## ЗАДАНИЕ A
Перепишите полностью и дословно текст о моде на «крутую» речь.

## ИСХОДНЫЙ ТЕКСТ
==================================================

Кто ещё из корифеев нашей журналистики называл свою работу деятельностью и выспренно говорил о её результатах?
Крутизна – «пароль» времени
Известный актёр и режиссёр Николай Губенко рассказывал, как он, готовясь к съёмкам фильма, мотался по стране, записывал речь простых людей. И очень при этом удивлялся: люди, как правило, говорили нелитературным языком, но не искажали слова, не пороли всякую чушь, лишь бы выпендриться.
Но как же нравится это кривлянье нашим вещателям… Сегодня в моде всё, что круто. Сказать о ком-то: «Он ненормальный» – пресно. Куда круче: «Он больной на голову».
Кто и когда первым сказал эту фразу, теперь уже не установить. Наверняка человек этот был не в ладах со стилистикой. Сказал коряво, но людям почему-то нравится.
«Вали» звучит гораздо выразительней, чем «убирайся». В слове «упаковать» больше художественности, чем в слове «арестовать».
«Выяснить отношения» – длинно, короче – «разобраться». «Беспорядок» тоже длиннее, чем «бардак».
«Побьём» – слабо, совсем другое дело – «порвём»! «Попасть впросак», «дать себя обмануть» – слишком литературно, другое дело – «повестись». «Чего-то не сообразить» – тоже слабо, куда круче – «тупить». «Напиться» – это вообще из словаря детей. «Нажраться»!

==================================================

## ИСХОДНЫЕ СТРОКИ

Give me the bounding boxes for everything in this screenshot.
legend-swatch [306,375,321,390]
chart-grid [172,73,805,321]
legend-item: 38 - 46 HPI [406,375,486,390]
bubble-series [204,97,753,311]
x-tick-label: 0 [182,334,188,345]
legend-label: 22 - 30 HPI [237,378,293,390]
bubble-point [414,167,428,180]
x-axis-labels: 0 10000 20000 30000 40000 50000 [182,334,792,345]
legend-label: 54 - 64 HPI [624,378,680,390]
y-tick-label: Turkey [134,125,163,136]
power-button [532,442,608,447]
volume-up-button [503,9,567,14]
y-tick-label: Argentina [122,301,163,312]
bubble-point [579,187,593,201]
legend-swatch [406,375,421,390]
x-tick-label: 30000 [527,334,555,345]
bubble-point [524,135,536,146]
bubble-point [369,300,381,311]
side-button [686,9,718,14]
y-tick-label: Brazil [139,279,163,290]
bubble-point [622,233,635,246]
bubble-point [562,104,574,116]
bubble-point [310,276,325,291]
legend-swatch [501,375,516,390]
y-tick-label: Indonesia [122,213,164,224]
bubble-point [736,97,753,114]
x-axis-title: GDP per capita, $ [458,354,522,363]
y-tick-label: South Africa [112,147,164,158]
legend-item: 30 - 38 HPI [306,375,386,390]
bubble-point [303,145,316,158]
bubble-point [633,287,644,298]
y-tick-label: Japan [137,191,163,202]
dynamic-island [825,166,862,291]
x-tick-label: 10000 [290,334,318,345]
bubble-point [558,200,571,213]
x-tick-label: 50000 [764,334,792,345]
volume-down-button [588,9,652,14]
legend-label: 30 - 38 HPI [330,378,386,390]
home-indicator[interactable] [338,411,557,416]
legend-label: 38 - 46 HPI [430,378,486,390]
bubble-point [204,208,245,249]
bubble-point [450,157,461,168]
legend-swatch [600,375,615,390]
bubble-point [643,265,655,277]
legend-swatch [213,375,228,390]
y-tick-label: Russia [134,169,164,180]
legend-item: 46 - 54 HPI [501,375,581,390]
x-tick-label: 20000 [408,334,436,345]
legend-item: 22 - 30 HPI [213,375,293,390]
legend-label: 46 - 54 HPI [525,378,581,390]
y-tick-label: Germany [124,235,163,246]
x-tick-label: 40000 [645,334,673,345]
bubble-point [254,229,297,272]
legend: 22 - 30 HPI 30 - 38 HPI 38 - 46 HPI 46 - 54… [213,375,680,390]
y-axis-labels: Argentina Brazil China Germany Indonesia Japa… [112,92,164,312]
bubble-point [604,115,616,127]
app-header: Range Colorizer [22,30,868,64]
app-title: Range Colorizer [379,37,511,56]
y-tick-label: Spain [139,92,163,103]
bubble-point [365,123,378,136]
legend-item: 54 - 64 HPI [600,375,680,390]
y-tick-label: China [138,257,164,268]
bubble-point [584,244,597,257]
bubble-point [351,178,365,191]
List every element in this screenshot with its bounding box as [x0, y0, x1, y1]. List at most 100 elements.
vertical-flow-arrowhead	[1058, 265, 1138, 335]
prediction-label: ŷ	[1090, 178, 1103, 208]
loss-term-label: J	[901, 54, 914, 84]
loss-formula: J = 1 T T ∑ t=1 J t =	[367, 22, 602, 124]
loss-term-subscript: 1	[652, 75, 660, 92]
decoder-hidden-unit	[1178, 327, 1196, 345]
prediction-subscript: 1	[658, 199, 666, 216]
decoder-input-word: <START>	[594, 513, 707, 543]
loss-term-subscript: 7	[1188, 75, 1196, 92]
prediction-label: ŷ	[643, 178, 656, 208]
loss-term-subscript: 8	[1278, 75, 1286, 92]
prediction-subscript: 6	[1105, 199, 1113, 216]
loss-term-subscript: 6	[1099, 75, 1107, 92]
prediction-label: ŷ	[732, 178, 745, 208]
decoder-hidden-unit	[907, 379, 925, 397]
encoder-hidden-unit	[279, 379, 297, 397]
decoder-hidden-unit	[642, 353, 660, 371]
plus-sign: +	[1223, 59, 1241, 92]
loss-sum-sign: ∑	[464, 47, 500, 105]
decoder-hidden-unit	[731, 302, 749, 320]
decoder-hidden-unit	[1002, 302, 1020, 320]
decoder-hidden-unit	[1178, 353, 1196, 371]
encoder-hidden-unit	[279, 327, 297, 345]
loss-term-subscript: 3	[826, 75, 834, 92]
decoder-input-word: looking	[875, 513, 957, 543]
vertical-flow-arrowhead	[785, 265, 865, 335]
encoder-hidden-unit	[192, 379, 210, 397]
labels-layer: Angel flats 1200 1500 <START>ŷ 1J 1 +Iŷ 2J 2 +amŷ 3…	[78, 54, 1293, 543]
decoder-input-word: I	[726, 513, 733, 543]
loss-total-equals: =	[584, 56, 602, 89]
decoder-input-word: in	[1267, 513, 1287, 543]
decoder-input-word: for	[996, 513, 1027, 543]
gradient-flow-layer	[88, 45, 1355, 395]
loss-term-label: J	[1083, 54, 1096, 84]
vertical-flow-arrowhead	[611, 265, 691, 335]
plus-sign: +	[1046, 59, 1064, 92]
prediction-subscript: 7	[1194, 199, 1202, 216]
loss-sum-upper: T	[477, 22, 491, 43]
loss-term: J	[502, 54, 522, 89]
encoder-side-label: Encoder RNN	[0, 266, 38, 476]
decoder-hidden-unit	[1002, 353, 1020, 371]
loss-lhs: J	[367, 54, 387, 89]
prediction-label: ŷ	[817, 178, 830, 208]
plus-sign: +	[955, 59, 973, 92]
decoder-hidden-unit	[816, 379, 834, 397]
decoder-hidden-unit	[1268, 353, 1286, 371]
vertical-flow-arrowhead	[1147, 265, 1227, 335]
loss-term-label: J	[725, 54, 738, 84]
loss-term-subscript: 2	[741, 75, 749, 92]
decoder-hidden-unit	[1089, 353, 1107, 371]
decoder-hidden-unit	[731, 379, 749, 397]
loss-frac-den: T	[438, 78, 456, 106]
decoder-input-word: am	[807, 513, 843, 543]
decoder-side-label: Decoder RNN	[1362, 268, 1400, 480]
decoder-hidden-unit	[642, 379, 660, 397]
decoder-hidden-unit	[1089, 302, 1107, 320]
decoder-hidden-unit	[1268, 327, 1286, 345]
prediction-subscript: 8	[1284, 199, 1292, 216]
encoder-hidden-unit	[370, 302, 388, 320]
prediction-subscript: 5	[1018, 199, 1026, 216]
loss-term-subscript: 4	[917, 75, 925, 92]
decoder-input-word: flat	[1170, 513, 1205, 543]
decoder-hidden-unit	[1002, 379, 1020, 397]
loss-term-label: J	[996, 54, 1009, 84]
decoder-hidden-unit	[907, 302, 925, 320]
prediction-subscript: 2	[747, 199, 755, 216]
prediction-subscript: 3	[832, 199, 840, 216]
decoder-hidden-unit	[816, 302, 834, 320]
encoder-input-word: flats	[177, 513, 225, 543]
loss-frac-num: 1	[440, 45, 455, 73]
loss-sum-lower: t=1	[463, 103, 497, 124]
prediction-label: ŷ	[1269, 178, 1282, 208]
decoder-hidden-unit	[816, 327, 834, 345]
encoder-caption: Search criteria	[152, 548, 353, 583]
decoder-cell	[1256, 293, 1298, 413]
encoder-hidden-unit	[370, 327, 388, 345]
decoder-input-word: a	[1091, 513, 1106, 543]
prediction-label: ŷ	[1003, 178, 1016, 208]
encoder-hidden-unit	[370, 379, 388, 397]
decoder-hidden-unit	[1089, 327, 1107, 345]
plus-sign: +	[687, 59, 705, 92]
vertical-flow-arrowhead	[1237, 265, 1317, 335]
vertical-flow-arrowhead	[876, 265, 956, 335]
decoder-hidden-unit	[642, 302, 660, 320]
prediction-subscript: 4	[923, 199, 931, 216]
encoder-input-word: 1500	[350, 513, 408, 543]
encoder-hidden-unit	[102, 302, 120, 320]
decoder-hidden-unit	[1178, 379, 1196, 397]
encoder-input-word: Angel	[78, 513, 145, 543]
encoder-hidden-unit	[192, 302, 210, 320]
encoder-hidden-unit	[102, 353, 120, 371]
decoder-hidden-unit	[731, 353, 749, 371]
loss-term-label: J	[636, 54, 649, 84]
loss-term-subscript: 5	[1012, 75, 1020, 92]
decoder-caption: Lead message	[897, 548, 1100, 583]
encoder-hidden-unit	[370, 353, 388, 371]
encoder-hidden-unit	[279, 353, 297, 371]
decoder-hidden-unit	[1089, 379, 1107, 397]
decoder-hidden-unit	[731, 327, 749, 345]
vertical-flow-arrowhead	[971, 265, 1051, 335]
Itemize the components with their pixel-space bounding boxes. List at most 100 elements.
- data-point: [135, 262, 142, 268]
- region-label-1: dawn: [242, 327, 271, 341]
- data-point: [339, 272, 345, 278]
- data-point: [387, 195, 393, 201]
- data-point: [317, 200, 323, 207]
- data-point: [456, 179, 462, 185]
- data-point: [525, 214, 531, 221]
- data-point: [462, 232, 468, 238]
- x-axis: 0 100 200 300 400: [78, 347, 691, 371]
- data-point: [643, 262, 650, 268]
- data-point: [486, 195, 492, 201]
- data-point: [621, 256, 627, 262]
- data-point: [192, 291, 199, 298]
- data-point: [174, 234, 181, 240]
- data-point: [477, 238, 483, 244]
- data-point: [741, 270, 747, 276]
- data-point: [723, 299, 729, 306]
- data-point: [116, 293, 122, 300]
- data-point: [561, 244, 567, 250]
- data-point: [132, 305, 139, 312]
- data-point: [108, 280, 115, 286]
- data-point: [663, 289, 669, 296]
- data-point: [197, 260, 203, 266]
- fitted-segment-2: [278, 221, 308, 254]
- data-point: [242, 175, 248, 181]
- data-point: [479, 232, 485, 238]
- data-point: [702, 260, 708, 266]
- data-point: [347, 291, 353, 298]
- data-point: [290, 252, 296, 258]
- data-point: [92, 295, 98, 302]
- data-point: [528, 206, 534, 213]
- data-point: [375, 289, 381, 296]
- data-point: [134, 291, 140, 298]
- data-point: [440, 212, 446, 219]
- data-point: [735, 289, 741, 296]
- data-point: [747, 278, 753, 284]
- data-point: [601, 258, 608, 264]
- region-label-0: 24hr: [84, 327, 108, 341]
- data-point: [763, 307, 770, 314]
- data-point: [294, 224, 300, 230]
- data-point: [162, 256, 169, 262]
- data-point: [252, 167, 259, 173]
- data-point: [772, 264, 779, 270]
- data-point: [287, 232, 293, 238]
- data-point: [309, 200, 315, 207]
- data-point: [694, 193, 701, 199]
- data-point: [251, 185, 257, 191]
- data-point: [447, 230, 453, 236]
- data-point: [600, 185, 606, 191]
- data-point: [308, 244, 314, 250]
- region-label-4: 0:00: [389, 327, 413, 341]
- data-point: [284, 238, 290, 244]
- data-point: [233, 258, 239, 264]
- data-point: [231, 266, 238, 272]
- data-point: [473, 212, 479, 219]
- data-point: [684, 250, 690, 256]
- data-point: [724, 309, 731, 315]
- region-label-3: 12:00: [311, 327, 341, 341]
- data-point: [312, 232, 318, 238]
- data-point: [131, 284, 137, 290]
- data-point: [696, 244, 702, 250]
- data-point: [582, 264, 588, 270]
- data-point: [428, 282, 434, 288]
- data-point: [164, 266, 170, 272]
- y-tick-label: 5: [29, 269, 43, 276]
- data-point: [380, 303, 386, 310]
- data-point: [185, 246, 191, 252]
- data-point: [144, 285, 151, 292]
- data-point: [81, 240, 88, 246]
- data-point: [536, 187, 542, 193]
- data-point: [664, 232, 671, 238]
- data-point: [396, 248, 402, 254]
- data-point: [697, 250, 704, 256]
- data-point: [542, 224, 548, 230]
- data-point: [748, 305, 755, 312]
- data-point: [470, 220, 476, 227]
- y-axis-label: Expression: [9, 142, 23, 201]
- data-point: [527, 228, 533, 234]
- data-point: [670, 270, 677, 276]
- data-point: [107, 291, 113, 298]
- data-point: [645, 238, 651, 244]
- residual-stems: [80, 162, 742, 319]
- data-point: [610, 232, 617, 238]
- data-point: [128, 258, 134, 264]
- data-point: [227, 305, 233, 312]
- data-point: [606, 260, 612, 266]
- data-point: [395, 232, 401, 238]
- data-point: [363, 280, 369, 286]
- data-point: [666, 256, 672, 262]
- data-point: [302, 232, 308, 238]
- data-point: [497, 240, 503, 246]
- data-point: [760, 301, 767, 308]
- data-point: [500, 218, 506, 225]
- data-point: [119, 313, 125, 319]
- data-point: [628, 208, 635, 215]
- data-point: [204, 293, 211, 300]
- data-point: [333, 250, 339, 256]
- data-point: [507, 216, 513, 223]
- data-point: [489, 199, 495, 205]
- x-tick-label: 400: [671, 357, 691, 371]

==================================================

## ЗАДАНИЕ B
Пожалуйста, оформите как JSON-список строковых значений часть приведённых выше исходных строк. Начните с самой первой из них и остановитесь после той, что содержит «y-tick-label: South Africa [112,147,164,158]»; каждой строке отводится одно значение, пустые пропустите.

## ВЕРНЫЙ ОТВЕТ A
Кто ещё из корифеев нашей журналистики называл свою работу деятельностью и выспренно говорил о её результатах?
Крутизна – «пароль» времени
Известный актёр и режиссёр Николай Губенко рассказывал, как он, готовясь к съёмкам фильма, мотался по стране, записывал речь простых людей. И очень при этом удивлялся: люди, как правило, говорили нелитературным языком, но не искажали слова, не пороли всякую чушь, лишь бы выпендриться.
Но как же нравится это кривлянье нашим вещателям… Сегодня в моде всё, что круто. Сказать о ком-то: «Он ненормальный» – пресно. Куда круче: «Он больной на голову».
Кто и когда первым сказал эту фразу, теперь уже не установить. Наверняка человек этот был не в ладах со стилистикой. Сказал коряво, но людям почему-то нравится.
«Вали» звучит гораздо выразительней, чем «убирайся». В слове «упаковать» больше художественности, чем в слове «арестовать».
«Выяснить отношения» – длинно, короче – «разобраться». «Беспорядок» тоже длиннее, чем «бардак».
«Побьём» – слабо, совсем другое дело – «порвём»! «Попасть впросак», «дать себя обмануть» – слишком литературно, другое дело – «повестись». «Чего-то не сообразить» – тоже слабо, куда круче – «тупить». «Напиться» – это вообще из словаря детей. «Нажраться»!

## ВЕРНЫЙ ОТВЕТ B
[
  "Give me the bounding boxes for everything in this screenshot.",
  "legend-swatch [306,375,321,390]",
  "chart-grid [172,73,805,321]",
  "legend-item: 38 - 46 HPI [406,375,486,390]",
  "bubble-series [204,97,753,311]",
  "x-tick-label: 0 [182,334,188,345]",
  "legend-label: 22 - 30 HPI [237,378,293,390]",
  "bubble-point [414,167,428,180]",
  "x-axis-labels: 0 10000 20000 30000 40000 50000 [182,334,792,345]",
  "legend-label: 54 - 64 HPI [624,378,680,390]",
  "y-tick-label: Turkey [134,125,163,136]",
  "power-button [532,442,608,447]",
  "volume-up-button [503,9,567,14]",
  "y-tick-label: Argentina [122,301,163,312]",
  "bubble-point [579,187,593,201]",
  "legend-swatch [406,375,421,390]",
  "x-tick-label: 30000 [527,334,555,345]",
  "bubble-point [524,135,536,146]",
  "bubble-point [369,300,381,311]",
  "side-button [686,9,718,14]",
  "y-tick-label: Brazil [139,279,163,290]",
  "bubble-point [622,233,635,246]",
  "bubble-point [562,104,574,116]",
  "bubble-point [310,276,325,291]",
  "legend-swatch [501,375,516,390]",
  "y-tick-label: Indonesia [122,213,164,224]",
  "bubble-point [736,97,753,114]",
  "x-axis-title: GDP per capita, $ [458,354,522,363]",
  "y-tick-label: South Africa [112,147,164,158]"
]